Exercise description - The data must be returned in full and exactly as given.

Data records -
#####
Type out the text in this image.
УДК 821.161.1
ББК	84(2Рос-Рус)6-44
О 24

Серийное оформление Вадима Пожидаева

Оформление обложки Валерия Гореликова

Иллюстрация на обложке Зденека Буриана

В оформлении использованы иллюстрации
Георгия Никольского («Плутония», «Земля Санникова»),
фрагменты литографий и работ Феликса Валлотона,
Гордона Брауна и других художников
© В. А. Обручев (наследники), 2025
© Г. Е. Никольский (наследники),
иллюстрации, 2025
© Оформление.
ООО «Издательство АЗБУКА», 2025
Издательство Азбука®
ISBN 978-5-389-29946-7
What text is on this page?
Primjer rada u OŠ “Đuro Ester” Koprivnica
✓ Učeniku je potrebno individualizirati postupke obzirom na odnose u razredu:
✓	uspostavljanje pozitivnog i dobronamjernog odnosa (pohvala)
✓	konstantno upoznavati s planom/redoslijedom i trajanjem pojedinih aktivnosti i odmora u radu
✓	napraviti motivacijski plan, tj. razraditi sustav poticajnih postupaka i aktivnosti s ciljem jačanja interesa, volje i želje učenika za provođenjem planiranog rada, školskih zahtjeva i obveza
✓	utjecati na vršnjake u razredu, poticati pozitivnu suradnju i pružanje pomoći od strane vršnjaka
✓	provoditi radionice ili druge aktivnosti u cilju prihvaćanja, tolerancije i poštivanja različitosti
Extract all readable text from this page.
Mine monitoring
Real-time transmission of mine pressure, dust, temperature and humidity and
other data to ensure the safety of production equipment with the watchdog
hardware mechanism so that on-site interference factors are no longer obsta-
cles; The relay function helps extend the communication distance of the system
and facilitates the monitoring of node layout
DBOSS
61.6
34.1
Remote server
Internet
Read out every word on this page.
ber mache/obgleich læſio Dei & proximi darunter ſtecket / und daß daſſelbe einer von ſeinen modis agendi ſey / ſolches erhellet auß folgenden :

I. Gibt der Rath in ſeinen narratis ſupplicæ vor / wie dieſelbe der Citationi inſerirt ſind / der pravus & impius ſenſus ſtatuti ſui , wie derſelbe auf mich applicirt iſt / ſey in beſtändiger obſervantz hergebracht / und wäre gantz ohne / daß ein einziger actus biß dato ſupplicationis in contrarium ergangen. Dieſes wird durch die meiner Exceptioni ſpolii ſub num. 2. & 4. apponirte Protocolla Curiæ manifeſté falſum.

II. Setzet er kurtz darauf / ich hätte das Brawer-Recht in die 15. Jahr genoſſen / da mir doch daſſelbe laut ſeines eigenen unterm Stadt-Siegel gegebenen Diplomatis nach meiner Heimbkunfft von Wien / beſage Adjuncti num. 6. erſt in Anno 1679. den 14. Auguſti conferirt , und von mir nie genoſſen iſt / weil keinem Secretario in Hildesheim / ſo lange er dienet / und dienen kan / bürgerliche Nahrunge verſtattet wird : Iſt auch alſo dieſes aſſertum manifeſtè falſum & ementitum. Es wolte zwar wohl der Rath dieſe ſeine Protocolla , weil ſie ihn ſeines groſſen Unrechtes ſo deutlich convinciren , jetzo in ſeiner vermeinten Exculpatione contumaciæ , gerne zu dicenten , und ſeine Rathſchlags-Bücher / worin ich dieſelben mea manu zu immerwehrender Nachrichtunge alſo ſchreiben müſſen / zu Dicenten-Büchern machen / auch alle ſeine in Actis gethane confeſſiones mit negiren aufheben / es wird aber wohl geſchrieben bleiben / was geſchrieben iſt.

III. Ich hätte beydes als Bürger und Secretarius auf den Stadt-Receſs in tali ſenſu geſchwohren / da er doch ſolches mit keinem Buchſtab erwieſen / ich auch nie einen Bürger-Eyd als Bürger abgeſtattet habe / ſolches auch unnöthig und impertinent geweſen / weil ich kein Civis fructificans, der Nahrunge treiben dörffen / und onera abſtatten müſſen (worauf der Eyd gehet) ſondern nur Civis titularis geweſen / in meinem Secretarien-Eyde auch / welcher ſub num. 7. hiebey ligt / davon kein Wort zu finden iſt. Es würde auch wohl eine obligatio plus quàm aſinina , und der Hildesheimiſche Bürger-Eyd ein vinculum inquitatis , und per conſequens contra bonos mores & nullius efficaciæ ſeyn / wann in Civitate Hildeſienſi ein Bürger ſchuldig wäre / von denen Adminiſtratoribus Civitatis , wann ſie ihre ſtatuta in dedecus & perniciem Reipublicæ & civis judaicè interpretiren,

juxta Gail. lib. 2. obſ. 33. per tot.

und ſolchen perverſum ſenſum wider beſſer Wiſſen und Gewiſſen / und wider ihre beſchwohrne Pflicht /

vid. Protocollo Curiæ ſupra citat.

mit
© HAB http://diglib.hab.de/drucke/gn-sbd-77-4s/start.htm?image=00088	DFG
#####
Written reply -
Type out the text in this image.
УДК 821.161.1
ББК	84(2Рос-Рус)6-44
О 24

Серийное оформление Вадима Пожидаева

Оформление обложки Валерия Гореликова

Иллюстрация на обложке Зденека Буриана

В оформлении использованы иллюстрации
Георгия Никольского («Плутония», «Земля Санникова»),
фрагменты литографий и работ Феликса Валлотона,
Гордона Брауна и других художников
© В. А. Обручев (наследники), 2025
© Г. Е. Никольский (наследники),
иллюстрации, 2025
© Оформление.
ООО «Издательство АЗБУКА», 2025
Издательство Азбука®
ISBN 978-5-389-29946-7
What text is on this page?
Primjer rada u OŠ “Đuro Ester” Koprivnica
✓ Učeniku je potrebno individualizirati postupke obzirom na odnose u razredu:
✓	uspostavljanje pozitivnog i dobronamjernog odnosa (pohvala)
✓	konstantno upoznavati s planom/redoslijedom i trajanjem pojedinih aktivnosti i odmora u radu
✓	napraviti motivacijski plan, tj. razraditi sustav poticajnih postupaka i aktivnosti s ciljem jačanja interesa, volje i želje učenika za provođenjem planiranog rada, školskih zahtjeva i obveza
✓	utjecati na vršnjake u razredu, poticati pozitivnu suradnju i pružanje pomoći od strane vršnjaka
✓	provoditi radionice ili druge aktivnosti u cilju prihvaćanja, tolerancije i poštivanja različitosti
Extract all readable text from this page.
Mine monitoring
Real-time transmission of mine pressure, dust, temperature and humidity and
other data to ensure the safety of production equipment with the watchdog
hardware mechanism so that on-site interference factors are no longer obsta-
cles; The relay function helps extend the communication distance of the system
and facilitates the monitoring of node layout
DBOSS
61.6
34.1
Remote server
Internet
Read out every word on this page.
ber mache/obgleich læſio Dei & proximi darunter ſtecket / und daß daſſelbe einer von ſeinen modis agendi ſey / ſolches erhellet auß folgenden :

I. Gibt der Rath in ſeinen narratis ſupplicæ vor / wie dieſelbe der Citationi inſerirt ſind / der pravus & impius ſenſus ſtatuti ſui , wie derſelbe auf mich applicirt iſt / ſey in beſtändiger obſervantz hergebracht / und wäre gantz ohne / daß ein einziger actus biß dato ſupplicationis in contrarium ergangen. Dieſes wird durch die meiner Exceptioni ſpolii ſub num. 2. & 4. apponirte Protocolla Curiæ manifeſté falſum.

II. Setzet er kurtz darauf / ich hätte das Brawer-Recht in die 15. Jahr genoſſen / da mir doch daſſelbe laut ſeines eigenen unterm Stadt-Siegel gegebenen Diplomatis nach meiner Heimbkunfft von Wien / beſage Adjuncti num. 6. erſt in Anno 1679. den 14. Auguſti conferirt , und von mir nie genoſſen iſt / weil keinem Secretario in Hildesheim / ſo lange er dienet / und dienen kan / bürgerliche Nahrunge verſtattet wird : Iſt auch alſo dieſes aſſertum manifeſtè falſum & ementitum. Es wolte zwar wohl der Rath dieſe ſeine Protocolla , weil ſie ihn ſeines groſſen Unrechtes ſo deutlich convinciren , jetzo in ſeiner vermeinten Exculpatione contumaciæ , gerne zu dicenten , und ſeine Rathſchlags-Bücher / worin ich dieſelben mea manu zu immerwehrender Nachrichtunge alſo ſchreiben müſſen / zu Dicenten-Büchern machen / auch alle ſeine in Actis gethane confeſſiones mit negiren aufheben / es wird aber wohl geſchrieben bleiben / was geſchrieben iſt.

III. Ich hätte beydes als Bürger und Secretarius auf den Stadt-Receſs in tali ſenſu geſchwohren / da er doch ſolches mit keinem Buchſtab erwieſen / ich auch nie einen Bürger-Eyd als Bürger abgeſtattet habe / ſolches auch unnöthig und impertinent geweſen / weil ich kein Civis fructificans, der Nahrunge treiben dörffen / und onera abſtatten müſſen (worauf der Eyd gehet) ſondern nur Civis titularis geweſen / in meinem Secretarien-Eyde auch / welcher ſub num. 7. hiebey ligt / davon kein Wort zu finden iſt. Es würde auch wohl eine obligatio plus quàm aſinina , und der Hildesheimiſche Bürger-Eyd ein vinculum inquitatis , und per conſequens contra bonos mores & nullius efficaciæ ſeyn / wann in Civitate Hildeſienſi ein Bürger ſchuldig wäre / von denen Adminiſtratoribus Civitatis , wann ſie ihre ſtatuta in dedecus & perniciem Reipublicæ & civis judaicè interpretiren,

juxta Gail. lib. 2. obſ. 33. per tot.

und ſolchen perverſum ſenſum wider beſſer Wiſſen und Gewiſſen / und wider ihre beſchwohrne Pflicht /

vid. Protocollo Curiæ ſupra citat.

mit
© HAB http://diglib.hab.de/drucke/gn-sbd-77-4s/start.htm?image=00088	DFG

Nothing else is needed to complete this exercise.